RECORDED DATA:
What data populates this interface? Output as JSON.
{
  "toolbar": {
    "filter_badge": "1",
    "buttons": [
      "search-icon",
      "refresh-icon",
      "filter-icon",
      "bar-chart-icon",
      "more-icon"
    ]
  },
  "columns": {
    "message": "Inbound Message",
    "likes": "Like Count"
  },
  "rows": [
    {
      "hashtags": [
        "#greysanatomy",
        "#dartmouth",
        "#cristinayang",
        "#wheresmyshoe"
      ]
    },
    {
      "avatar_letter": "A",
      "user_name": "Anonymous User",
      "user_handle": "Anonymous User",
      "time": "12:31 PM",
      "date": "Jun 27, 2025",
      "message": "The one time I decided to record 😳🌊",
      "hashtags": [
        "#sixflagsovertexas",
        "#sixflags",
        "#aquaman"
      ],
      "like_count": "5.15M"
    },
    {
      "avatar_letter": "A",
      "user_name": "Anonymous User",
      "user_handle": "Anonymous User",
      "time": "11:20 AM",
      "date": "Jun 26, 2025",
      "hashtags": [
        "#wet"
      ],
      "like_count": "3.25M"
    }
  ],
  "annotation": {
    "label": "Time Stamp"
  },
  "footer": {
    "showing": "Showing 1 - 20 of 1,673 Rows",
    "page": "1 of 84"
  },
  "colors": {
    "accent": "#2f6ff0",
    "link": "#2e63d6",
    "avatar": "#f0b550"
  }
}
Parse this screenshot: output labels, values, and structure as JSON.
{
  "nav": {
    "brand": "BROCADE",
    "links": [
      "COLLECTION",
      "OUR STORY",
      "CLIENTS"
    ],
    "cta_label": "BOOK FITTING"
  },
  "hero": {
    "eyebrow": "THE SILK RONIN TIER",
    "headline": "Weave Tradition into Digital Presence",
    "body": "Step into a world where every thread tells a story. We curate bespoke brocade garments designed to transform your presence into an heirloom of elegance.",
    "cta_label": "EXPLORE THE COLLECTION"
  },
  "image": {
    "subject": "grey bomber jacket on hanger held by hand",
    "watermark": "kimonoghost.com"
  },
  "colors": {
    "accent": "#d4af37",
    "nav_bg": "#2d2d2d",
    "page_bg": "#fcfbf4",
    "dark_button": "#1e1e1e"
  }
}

TASK PROMPT: Output the whole listing above again, word for word.

COMPLETE OUTPUT:
What data populates this interface? Output as JSON.
{
  "toolbar": {
    "filter_badge": "1",
    "buttons": [
      "search-icon",
      "refresh-icon",
      "filter-icon",
      "bar-chart-icon",
      "more-icon"
    ]
  },
  "columns": {
    "message": "Inbound Message",
    "likes": "Like Count"
  },
  "rows": [
    {
      "hashtags": [
        "#greysanatomy",
        "#dartmouth",
        "#cristinayang",
        "#wheresmyshoe"
      ]
    },
    {
      "avatar_letter": "A",
      "user_name": "Anonymous User",
      "user_handle": "Anonymous User",
      "time": "12:31 PM",
      "date": "Jun 27, 2025",
      "message": "The one time I decided to record 😳🌊",
      "hashtags": [
        "#sixflagsovertexas",
        "#sixflags",
        "#aquaman"
      ],
      "like_count": "5.15M"
    },
    {
      "avatar_letter": "A",
      "user_name": "Anonymous User",
      "user_handle": "Anonymous User",
      "time": "11:20 AM",
      "date": "Jun 26, 2025",
      "hashtags": [
        "#wet"
      ],
      "like_count": "3.25M"
    }
  ],
  "annotation": {
    "label": "Time Stamp"
  },
  "footer": {
    "showing": "Showing 1 - 20 of 1,673 Rows",
    "page": "1 of 84"
  },
  "colors": {
    "accent": "#2f6ff0",
    "link": "#2e63d6",
    "avatar": "#f0b550"
  }
}
Parse this screenshot: output labels, values, and structure as JSON.
{
  "nav": {
    "brand": "BROCADE",
    "links": [
      "COLLECTION",
      "OUR STORY",
      "CLIENTS"
    ],
    "cta_label": "BOOK FITTING"
  },
  "hero": {
    "eyebrow": "THE SILK RONIN TIER",
    "headline": "Weave Tradition into Digital Presence",
    "body": "Step into a world where every thread tells a story. We curate bespoke brocade garments designed to transform your presence into an heirloom of elegance.",
    "cta_label": "EXPLORE THE COLLECTION"
  },
  "image": {
    "subject": "grey bomber jacket on hanger held by hand",
    "watermark": "kimonoghost.com"
  },
  "colors": {
    "accent": "#d4af37",
    "nav_bg": "#2d2d2d",
    "page_bg": "#fcfbf4",
    "dark_button": "#1e1e1e"
  }
}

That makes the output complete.